- _TASK GOAL_
What follows is a set of records; restate each one word for word and drop the pictures.

═══ RECORDS SUPPLIED ═══

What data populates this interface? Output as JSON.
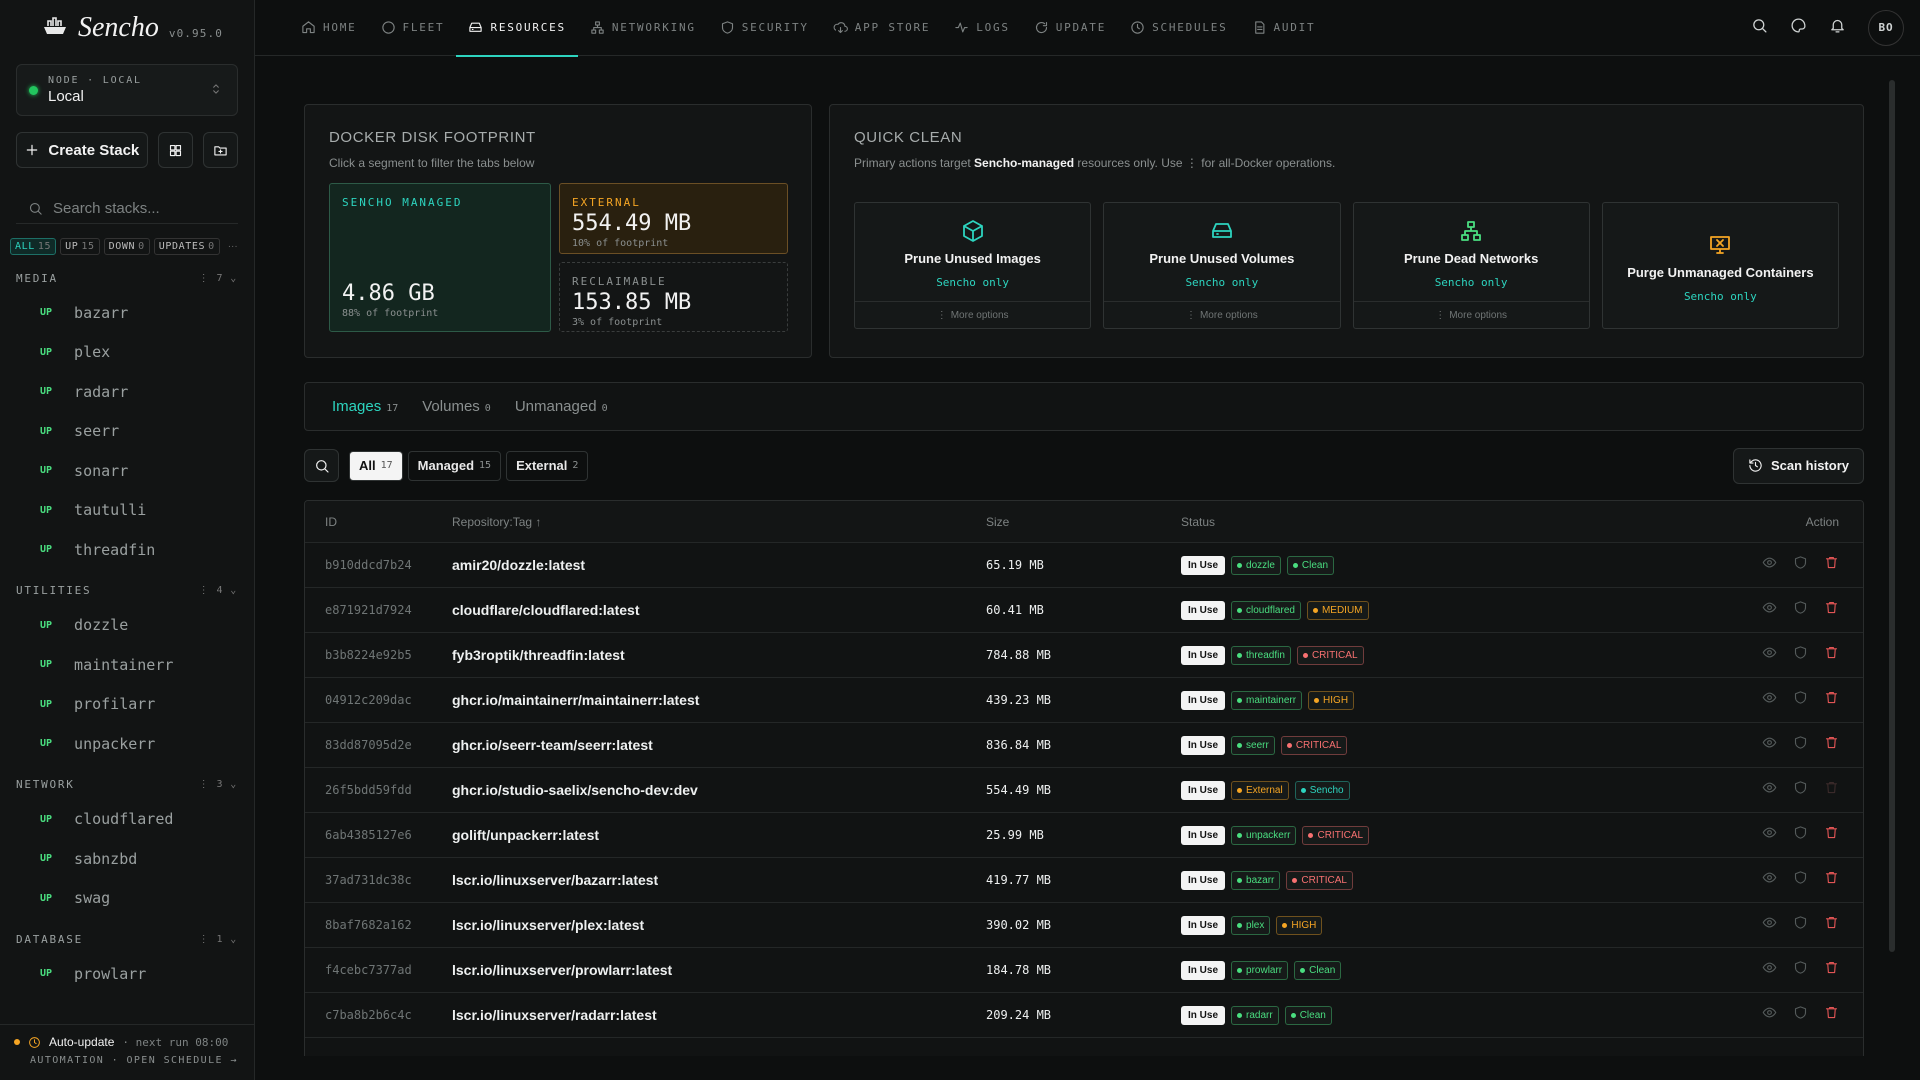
{
  "brand": {
    "name": "Sencho",
    "version": "v0.95.0"
  },
  "nav": {
    "items": [
      "HOME",
      "FLEET",
      "RESOURCES",
      "NETWORKING",
      "SECURITY",
      "APP STORE",
      "LOGS",
      "UPDATE",
      "SCHEDULES",
      "AUDIT"
    ],
    "active": "RESOURCES"
  },
  "user": "BO",
  "node": {
    "label": "NODE · LOCAL",
    "name": "Local"
  },
  "create_stack": "Create Stack",
  "search_placeholder": "Search stacks...",
  "filters": {
    "items": [
      {
        "label": "ALL",
        "count": 15
      },
      {
        "label": "UP",
        "count": 15
      },
      {
        "label": "DOWN",
        "count": 0
      },
      {
        "label": "UPDATES",
        "count": 0
      }
    ],
    "active": "ALL"
  },
  "groups": [
    {
      "name": "MEDIA",
      "count": 7,
      "stacks": [
        {
          "status": "UP",
          "name": "bazarr"
        },
        {
          "status": "UP",
          "name": "plex"
        },
        {
          "status": "UP",
          "name": "radarr"
        },
        {
          "status": "UP",
          "name": "seerr"
        },
        {
          "status": "UP",
          "name": "sonarr"
        },
        {
          "status": "UP",
          "name": "tautulli"
        },
        {
          "status": "UP",
          "name": "threadfin"
        }
      ]
    },
    {
      "name": "UTILITIES",
      "count": 4,
      "stacks": [
        {
          "status": "UP",
          "name": "dozzle"
        },
        {
          "status": "UP",
          "name": "maintainerr"
        },
        {
          "status": "UP",
          "name": "profilarr"
        },
        {
          "status": "UP",
          "name": "unpackerr"
        }
      ]
    },
    {
      "name": "NETWORK",
      "count": 3,
      "stacks": [
        {
          "status": "UP",
          "name": "cloudflared"
        },
        {
          "status": "UP",
          "name": "sabnzbd"
        },
        {
          "status": "UP",
          "name": "swag"
        }
      ]
    },
    {
      "name": "DATABASE",
      "count": 1,
      "stacks": [
        {
          "status": "UP",
          "name": "prowlarr"
        }
      ]
    }
  ],
  "footer": {
    "auto_update": "Auto-update",
    "next_run": "· next run 08:00",
    "links": "AUTOMATION · OPEN SCHEDULE →"
  },
  "footprint": {
    "title": "DOCKER DISK FOOTPRINT",
    "subtitle": "Click a segment to filter the tabs below",
    "segments": [
      {
        "label": "SENCHO MANAGED",
        "size": "4.86 GB",
        "share": "88% of footprint"
      },
      {
        "label": "EXTERNAL",
        "size": "554.49 MB",
        "share": "10% of footprint"
      },
      {
        "label": "RECLAIMABLE",
        "size": "153.85 MB",
        "share": "3% of footprint"
      }
    ]
  },
  "quick_clean": {
    "title": "QUICK CLEAN",
    "note": {
      "before": "Primary actions target ",
      "strong": "Sencho-managed",
      "after": " resources only. Use ⋮ for all-Docker operations."
    },
    "actions": [
      {
        "title": "Prune Unused Images",
        "scope": "Sencho only",
        "more": "More options"
      },
      {
        "title": "Prune Unused Volumes",
        "scope": "Sencho only",
        "more": "More options"
      },
      {
        "title": "Prune Dead Networks",
        "scope": "Sencho only",
        "more": "More options"
      },
      {
        "title": "Purge Unmanaged Containers",
        "scope": "Sencho only"
      }
    ]
  },
  "tabs": {
    "items": [
      {
        "label": "Images",
        "count": 17
      },
      {
        "label": "Volumes",
        "count": 0
      },
      {
        "label": "Unmanaged",
        "count": 0
      }
    ],
    "active": "Images"
  },
  "chips": {
    "items": [
      {
        "label": "All",
        "count": 17
      },
      {
        "label": "Managed",
        "count": 15
      },
      {
        "label": "External",
        "count": 2
      }
    ],
    "active": "All"
  },
  "scan_history": "Scan history",
  "table": {
    "columns": [
      "ID",
      "Repository:Tag",
      "Size",
      "Status",
      "Action"
    ],
    "rows": [
      {
        "id": "b910ddcd7b24",
        "repo": "amir20/dozzle:latest",
        "size": "65.19 MB",
        "state": "In Use",
        "tags": [
          {
            "text": "dozzle",
            "color": "#4ade80"
          },
          {
            "text": "Clean",
            "color": "#4ade80"
          }
        ]
      },
      {
        "id": "e871921d7924",
        "repo": "cloudflare/cloudflared:latest",
        "size": "60.41 MB",
        "state": "In Use",
        "tags": [
          {
            "text": "cloudflared",
            "color": "#4ade80"
          },
          {
            "text": "MEDIUM",
            "color": "#f5a524"
          }
        ]
      },
      {
        "id": "b3b8224e92b5",
        "repo": "fyb3roptik/threadfin:latest",
        "size": "784.88 MB",
        "state": "In Use",
        "tags": [
          {
            "text": "threadfin",
            "color": "#4ade80"
          },
          {
            "text": "CRITICAL",
            "color": "#f87171"
          }
        ]
      },
      {
        "id": "04912c209dac",
        "repo": "ghcr.io/maintainerr/maintainerr:latest",
        "size": "439.23 MB",
        "state": "In Use",
        "tags": [
          {
            "text": "maintainerr",
            "color": "#4ade80"
          },
          {
            "text": "HIGH",
            "color": "#f5a524"
          }
        ]
      },
      {
        "id": "83dd87095d2e",
        "repo": "ghcr.io/seerr-team/seerr:latest",
        "size": "836.84 MB",
        "state": "In Use",
        "tags": [
          {
            "text": "seerr",
            "color": "#4ade80"
          },
          {
            "text": "CRITICAL",
            "color": "#f87171"
          }
        ]
      },
      {
        "id": "26f5bdd59fdd",
        "repo": "ghcr.io/studio-saelix/sencho-dev:dev",
        "size": "554.49 MB",
        "state": "In Use",
        "tags": [
          {
            "text": "External",
            "color": "#f5a524"
          },
          {
            "text": "Sencho",
            "color": "#2dd4bf"
          }
        ]
      },
      {
        "id": "6ab4385127e6",
        "repo": "golift/unpackerr:latest",
        "size": "25.99 MB",
        "state": "In Use",
        "tags": [
          {
            "text": "unpackerr",
            "color": "#4ade80"
          },
          {
            "text": "CRITICAL",
            "color": "#f87171"
          }
        ]
      },
      {
        "id": "37ad731dc38c",
        "repo": "lscr.io/linuxserver/bazarr:latest",
        "size": "419.77 MB",
        "state": "In Use",
        "tags": [
          {
            "text": "bazarr",
            "color": "#4ade80"
          },
          {
            "text": "CRITICAL",
            "color": "#f87171"
          }
        ]
      },
      {
        "id": "8baf7682a162",
        "repo": "lscr.io/linuxserver/plex:latest",
        "size": "390.02 MB",
        "state": "In Use",
        "tags": [
          {
            "text": "plex",
            "color": "#4ade80"
          },
          {
            "text": "HIGH",
            "color": "#f5a524"
          }
        ]
      },
      {
        "id": "f4cebc7377ad",
        "repo": "lscr.io/linuxserver/prowlarr:latest",
        "size": "184.78 MB",
        "state": "In Use",
        "tags": [
          {
            "text": "prowlarr",
            "color": "#4ade80"
          },
          {
            "text": "Clean",
            "color": "#4ade80"
          }
        ]
      },
      {
        "id": "c7ba8b2b6c4c",
        "repo": "lscr.io/linuxserver/radarr:latest",
        "size": "209.24 MB",
        "state": "In Use",
        "tags": [
          {
            "text": "radarr",
            "color": "#4ade80"
          },
          {
            "text": "Clean",
            "color": "#4ade80"
          }
        ]
      }
    ]
  }
}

═══

- _RESPONSE TO THIS TASK_
What data populates this interface? Output as JSON.
{
  "brand": {
    "name": "Sencho",
    "version": "v0.95.0"
  },
  "nav": {
    "items": [
      "HOME",
      "FLEET",
      "RESOURCES",
      "NETWORKING",
      "SECURITY",
      "APP STORE",
      "LOGS",
      "UPDATE",
      "SCHEDULES",
      "AUDIT"
    ],
    "active": "RESOURCES"
  },
  "user": "BO",
  "node": {
    "label": "NODE · LOCAL",
    "name": "Local"
  },
  "create_stack": "Create Stack",
  "search_placeholder": "Search stacks...",
  "filters": {
    "items": [
      {
        "label": "ALL",
        "count": 15
      },
      {
        "label": "UP",
        "count": 15
      },
      {
        "label": "DOWN",
        "count": 0
      },
      {
        "label": "UPDATES",
        "count": 0
      }
    ],
    "active": "ALL"
  },
  "groups": [
    {
      "name": "MEDIA",
      "count": 7,
      "stacks": [
        {
          "status": "UP",
          "name": "bazarr"
        },
        {
          "status": "UP",
          "name": "plex"
        },
        {
          "status": "UP",
          "name": "radarr"
        },
        {
          "status": "UP",
          "name": "seerr"
        },
        {
          "status": "UP",
          "name": "sonarr"
        },
        {
          "status": "UP",
          "name": "tautulli"
        },
        {
          "status": "UP",
          "name": "threadfin"
        }
      ]
    },
    {
      "name": "UTILITIES",
      "count": 4,
      "stacks": [
        {
          "status": "UP",
          "name": "dozzle"
        },
        {
          "status": "UP",
          "name": "maintainerr"
        },
        {
          "status": "UP",
          "name": "profilarr"
        },
        {
          "status": "UP",
          "name": "unpackerr"
        }
      ]
    },
    {
      "name": "NETWORK",
      "count": 3,
      "stacks": [
        {
          "status": "UP",
          "name": "cloudflared"
        },
        {
          "status": "UP",
          "name": "sabnzbd"
        },
        {
          "status": "UP",
          "name": "swag"
        }
      ]
    },
    {
      "name": "DATABASE",
      "count": 1,
      "stacks": [
        {
          "status": "UP",
          "name": "prowlarr"
        }
      ]
    }
  ],
  "footer": {
    "auto_update": "Auto-update",
    "next_run": "· next run 08:00",
    "links": "AUTOMATION · OPEN SCHEDULE →"
  },
  "footprint": {
    "title": "DOCKER DISK FOOTPRINT",
    "subtitle": "Click a segment to filter the tabs below",
    "segments": [
      {
        "label": "SENCHO MANAGED",
        "size": "4.86 GB",
        "share": "88% of footprint"
      },
      {
        "label": "EXTERNAL",
        "size": "554.49 MB",
        "share": "10% of footprint"
      },
      {
        "label": "RECLAIMABLE",
        "size": "153.85 MB",
        "share": "3% of footprint"
      }
    ]
  },
  "quick_clean": {
    "title": "QUICK CLEAN",
    "note": {
      "before": "Primary actions target ",
      "strong": "Sencho-managed",
      "after": " resources only. Use ⋮ for all-Docker operations."
    },
    "actions": [
      {
        "title": "Prune Unused Images",
        "scope": "Sencho only",
        "more": "More options"
      },
      {
        "title": "Prune Unused Volumes",
        "scope": "Sencho only",
        "more": "More options"
      },
      {
        "title": "Prune Dead Networks",
        "scope": "Sencho only",
        "more": "More options"
      },
      {
        "title": "Purge Unmanaged Containers",
        "scope": "Sencho only"
      }
    ]
  },
  "tabs": {
    "items": [
      {
        "label": "Images",
        "count": 17
      },
      {
        "label": "Volumes",
        "count": 0
      },
      {
        "label": "Unmanaged",
        "count": 0
      }
    ],
    "active": "Images"
  },
  "chips": {
    "items": [
      {
        "label": "All",
        "count": 17
      },
      {
        "label": "Managed",
        "count": 15
      },
      {
        "label": "External",
        "count": 2
      }
    ],
    "active": "All"
  },
  "scan_history": "Scan history",
  "table": {
    "columns": [
      "ID",
      "Repository:Tag",
      "Size",
      "Status",
      "Action"
    ],
    "rows": [
      {
        "id": "b910ddcd7b24",
        "repo": "amir20/dozzle:latest",
        "size": "65.19 MB",
        "state": "In Use",
        "tags": [
          {
            "text": "dozzle",
            "color": "#4ade80"
          },
          {
            "text": "Clean",
            "color": "#4ade80"
          }
        ]
      },
      {
        "id": "e871921d7924",
        "repo": "cloudflare/cloudflared:latest",
        "size": "60.41 MB",
        "state": "In Use",
        "tags": [
          {
            "text": "cloudflared",
            "color": "#4ade80"
          },
          {
            "text": "MEDIUM",
            "color": "#f5a524"
          }
        ]
      },
      {
        "id": "b3b8224e92b5",
        "repo": "fyb3roptik/threadfin:latest",
        "size": "784.88 MB",
        "state": "In Use",
        "tags": [
          {
            "text": "threadfin",
            "color": "#4ade80"
          },
          {
            "text": "CRITICAL",
            "color": "#f87171"
          }
        ]
      },
      {
        "id": "04912c209dac",
        "repo": "ghcr.io/maintainerr/maintainerr:latest",
        "size": "439.23 MB",
        "state": "In Use",
        "tags": [
          {
            "text": "maintainerr",
            "color": "#4ade80"
          },
          {
            "text": "HIGH",
            "color": "#f5a524"
          }
        ]
      },
      {
        "id": "83dd87095d2e",
        "repo": "ghcr.io/seerr-team/seerr:latest",
        "size": "836.84 MB",
        "state": "In Use",
        "tags": [
          {
            "text": "seerr",
            "color": "#4ade80"
          },
          {
            "text": "CRITICAL",
            "color": "#f87171"
          }
        ]
      },
      {
        "id": "26f5bdd59fdd",
        "repo": "ghcr.io/studio-saelix/sencho-dev:dev",
        "size": "554.49 MB",
        "state": "In Use",
        "tags": [
          {
            "text": "External",
            "color": "#f5a524"
          },
          {
            "text": "Sencho",
            "color": "#2dd4bf"
          }
        ]
      },
      {
        "id": "6ab4385127e6",
        "repo": "golift/unpackerr:latest",
        "size": "25.99 MB",
        "state": "In Use",
        "tags": [
          {
            "text": "unpackerr",
            "color": "#4ade80"
          },
          {
            "text": "CRITICAL",
            "color": "#f87171"
          }
        ]
      },
      {
        "id": "37ad731dc38c",
        "repo": "lscr.io/linuxserver/bazarr:latest",
        "size": "419.77 MB",
        "state": "In Use",
        "tags": [
          {
            "text": "bazarr",
            "color": "#4ade80"
          },
          {
            "text": "CRITICAL",
            "color": "#f87171"
          }
        ]
      },
      {
        "id": "8baf7682a162",
        "repo": "lscr.io/linuxserver/plex:latest",
        "size": "390.02 MB",
        "state": "In Use",
        "tags": [
          {
            "text": "plex",
            "color": "#4ade80"
          },
          {
            "text": "HIGH",
            "color": "#f5a524"
          }
        ]
      },
      {
        "id": "f4cebc7377ad",
        "repo": "lscr.io/linuxserver/prowlarr:latest",
        "size": "184.78 MB",
        "state": "In Use",
        "tags": [
          {
            "text": "prowlarr",
            "color": "#4ade80"
          },
          {
            "text": "Clean",
            "color": "#4ade80"
          }
        ]
      },
      {
        "id": "c7ba8b2b6c4c",
        "repo": "lscr.io/linuxserver/radarr:latest",
        "size": "209.24 MB",
        "state": "In Use",
        "tags": [
          {
            "text": "radarr",
            "color": "#4ade80"
          },
          {
            "text": "Clean",
            "color": "#4ade80"
          }
        ]
      }
    ]
  }
}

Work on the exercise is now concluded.